DOCUMENT EXTRACT =

Jack Slate will rage this war until he has the ones responsible… Dead to Rights.
- NA release: 25th November 2002
- EU release: 22nd August 2003
- JP release: N/A
- Developer: Namco Hometek
- Publisher: Namco (NA), EA (EU)
- NGC Magazine Score: 60%
- Mods Used: None


Dead to Rights is an over-the-top third person shooter that never seems to figure out what tone it wants to be. The plot is crazy, yet played oddly straight. It involves Jack Slate as he tries to figure out who killed his father. As he murders a load of staff in a nightclub, he eventually catches up to his target only to find him dead, so he gets framed for murder. As Slate is the one of the few “good” cops in a corrupt city, he is sentenced to death, but hatches a plan to escape. As a prison warden insulted his dog, he brutally murders him as he flees the prison.

Films already have an issue trying to sell the “break laws to prove your innocence” trope, but in Dead to Rights, you kill hundreds of hundreds of people, some of which might just be innocent workers. Taking hostages is a big part of the game (it’s the main cover mechanic), and when you’re finished with them, Slate doesn’t knock them out, he brutally executes them. The dissonance between aspects of the game makes the experience rather jarring, and why it should have gone for a sillier approach for the whole thing.

Then there’s the gameplay itself, which is nothing remarkable. It’s a by-the-numbers Max Payne-style shooter, complete with diving for slow-motion. It’s fine for the first few levels, but it gets tedious very quickly, as the game does nothing more than just throw loads of enemies. Many rooms have the same structure of shooting your way through it, finding a locked door and then enemies spawn behind you, the last one you kill has a key. The most disappointing aspect is the levels themselves, as they’re so static. In a game like this, you want loads of stuff flying around, begging for destructible objects (you even have a gunfight in a room of ice blocks), yet nothing can be destroyed.

TO-DO LIST =
#1 In the Dead to Rights review, rewrite the paragraph that begins "Then there's the gameplay itself" as a short bulleted list that keeps its main points.
#2 From the details listed at the top of the Dead to Rights review, name every region given a release entry, along with the date shown for each.

ENTRIES =

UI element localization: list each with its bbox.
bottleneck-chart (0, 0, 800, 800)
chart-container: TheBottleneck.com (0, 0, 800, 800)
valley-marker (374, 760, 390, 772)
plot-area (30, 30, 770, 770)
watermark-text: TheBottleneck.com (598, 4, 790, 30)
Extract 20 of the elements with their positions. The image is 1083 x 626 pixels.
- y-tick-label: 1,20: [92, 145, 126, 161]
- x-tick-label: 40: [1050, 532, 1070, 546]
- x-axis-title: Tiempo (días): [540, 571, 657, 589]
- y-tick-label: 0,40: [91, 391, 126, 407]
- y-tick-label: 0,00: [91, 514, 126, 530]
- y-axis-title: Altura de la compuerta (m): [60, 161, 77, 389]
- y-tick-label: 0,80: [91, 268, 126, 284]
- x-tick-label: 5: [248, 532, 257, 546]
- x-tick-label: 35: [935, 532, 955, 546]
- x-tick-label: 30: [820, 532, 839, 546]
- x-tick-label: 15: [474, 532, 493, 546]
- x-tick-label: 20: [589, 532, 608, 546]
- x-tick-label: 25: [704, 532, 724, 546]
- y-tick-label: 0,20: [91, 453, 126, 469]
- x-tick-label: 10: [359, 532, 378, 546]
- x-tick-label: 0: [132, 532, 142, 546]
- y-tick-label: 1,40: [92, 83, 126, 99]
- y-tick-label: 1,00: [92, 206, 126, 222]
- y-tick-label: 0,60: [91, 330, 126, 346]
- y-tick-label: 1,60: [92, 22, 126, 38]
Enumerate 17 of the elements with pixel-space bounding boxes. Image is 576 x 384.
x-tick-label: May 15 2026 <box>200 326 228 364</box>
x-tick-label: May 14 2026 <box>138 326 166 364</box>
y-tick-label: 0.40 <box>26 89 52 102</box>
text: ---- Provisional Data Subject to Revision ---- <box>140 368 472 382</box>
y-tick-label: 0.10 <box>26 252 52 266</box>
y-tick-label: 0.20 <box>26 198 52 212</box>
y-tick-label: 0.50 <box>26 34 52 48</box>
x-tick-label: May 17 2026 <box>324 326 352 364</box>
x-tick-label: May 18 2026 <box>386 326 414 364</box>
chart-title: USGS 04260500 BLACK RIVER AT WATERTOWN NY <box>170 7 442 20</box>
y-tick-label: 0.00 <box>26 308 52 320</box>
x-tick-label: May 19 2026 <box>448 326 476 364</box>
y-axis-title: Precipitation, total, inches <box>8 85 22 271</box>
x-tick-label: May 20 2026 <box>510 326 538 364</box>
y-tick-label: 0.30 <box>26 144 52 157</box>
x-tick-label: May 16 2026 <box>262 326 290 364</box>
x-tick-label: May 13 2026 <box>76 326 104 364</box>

OUTPUTS IN ORDER =
#1
- The gameplay is unremarkable: a standard Max Payne-style shooter, including slow-motion dives.
- It's fine for the first few levels but soon gets tedious, because the game does little more than throw lots of enemies at you.
- Many rooms follow the same pattern: you shoot your way through, reach a locked door, enemies spawn behind you, and the last one you kill has the key.
- The biggest letdown is the static levels. Nothing can be destroyed, even though the game invites it, with a gunfight in a room full of ice blocks.

#2
- NA: 25th November 2002
- EU: 22nd August 2003
- JP: N/A